**Exercise tasks**
(a) Condense the paragraph in the wine trends post that begins "This fall I wrote about" into a short bulleted list that keeps its main facts.
(b) Reproduce the part of the wine trends post from "The year of Portugal?" to "up the sales!", replacing "Alvarinho" with "Albariño".
(c) Summarize the wine trends post in two sentences.

**Extract to read**
Wine Trends 2017

A year back, I did a post about 2016 wine trends and predicted the following: Orange wine overtaking rosé; Urban wineries gaining attention (attention yes, volume no), and Coravin making rare wines by the glass more affordable. Was I right? I am not sure. Perhaps it is just me that has had my eyes open for these things, but I feel that all predictions have walked with me through the whole year. But past is the past and I think it is interesting to look at what is going to be big this year. So, I went wild on google and collected a few trends that I think I will at least be following in 2017.

The rise of sparkling red

This fall I wrote about my new-found curiosity for sparkling red wines. I have never been a fan of Lambrusco, and perhaps never will be, but suddenly many restaurants I visited had lovely, light sparkling reds from France (Loire) and Germany on the menu as aperitifs. This happened in restaurants in several countries (Finland and Spain), so it is not just a regional phenomena. Thus, I predict sparkling reds to be hot hot hot in 2017. There has also been some noise about Loire rising up as the trendy region of the year, so this could add up to a perfect combination.

The year of Portugal? – Focus on lesser known grape varieties

Me and M have been fans of Portugal for many years now. In 2015 M did a road trip, driving from Porto all the way down to Beira Interior and back. Regions like Dão are still relatively unknown to the masses, however, the average consumers have started drifting beyond their Merlots and Sauvignon Blancs, and are now interested in varieties such as Verdejo and Alvarinho. Portugal is especially interesting for its field blends from pre-phylloxeira vineyards. There might be something like 50 different varieties growing in those fields, and the wines that are born from them are interesting. So, perhaps it is finally the year of Portugal. Time to boost up the sales!

**Given data**
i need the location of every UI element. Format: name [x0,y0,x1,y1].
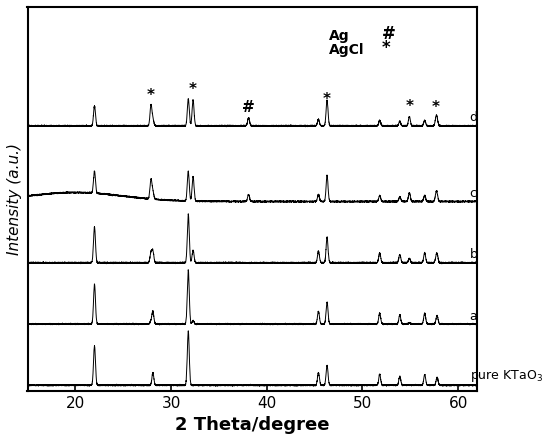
Text: *: * [147,88,155,103]
Text: AgCl: AgCl [329,43,365,57]
Text: *: * [189,82,197,97]
Text: a: a [470,310,477,322]
Text: c: c [470,187,477,200]
Y-axis label: Intensity (a.u.): Intensity (a.u.) [7,143,22,255]
Text: #: # [382,25,395,43]
Text: b: b [470,248,477,262]
Text: pure KTaO$_3$: pure KTaO$_3$ [470,368,543,384]
X-axis label: 2 Theta/degree: 2 Theta/degree [175,416,329,434]
Text: *: * [382,39,390,57]
Text: *: * [405,99,414,114]
Text: Ag: Ag [329,29,350,43]
Text: #: # [242,100,255,115]
Text: *: * [323,92,331,107]
Text: d: d [470,112,477,124]
Text: *: * [432,100,440,115]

**Completed exercise**
(a)
- The writer developed a new curiosity for sparkling red wines in the fall, despite never having been a fan of Lambrusco.
- Many restaurants the writer visited in Finland and Spain offered light sparkling reds from France (Loire) and Germany as aperitifs.
- Because this occurred in several countries, it is not merely a regional phenomenon.
- Sparkling reds are predicted to be very popular in 2017.
- Talk of the Loire becoming the trendy region of the year could make this a perfect combination.

(b)
The year of Portugal? – Focus on lesser known grape varieties

Me and M have been fans of Portugal for many years now. In 2015 M did a road trip, driving from Porto all the way down to Beira Interior and back. Regions like Dão are still relatively unknown to the masses, however, the average consumers have started drifting beyond their Merlots and Sauvignon Blancs, and are now interested in varieties such as Verdejo and Albariño. Portugal is especially interesting for its field blends from pre-phylloxeira vineyards. There might be something like 50 different varieties growing in those fields, and the wines that are born from them are interesting. So, perhaps it is finally the year of Portugal. Time to boost up the sales!

(c) After looking back on earlier predictions, the writer collects several wine trends to follow in 2017, starting with light sparkling reds that restaurants in several countries have begun serving as aperitifs. The writer also suggests that 2017 may finally be the year of Portugal, as average consumers move beyond familiar wines toward lesser known grape varieties.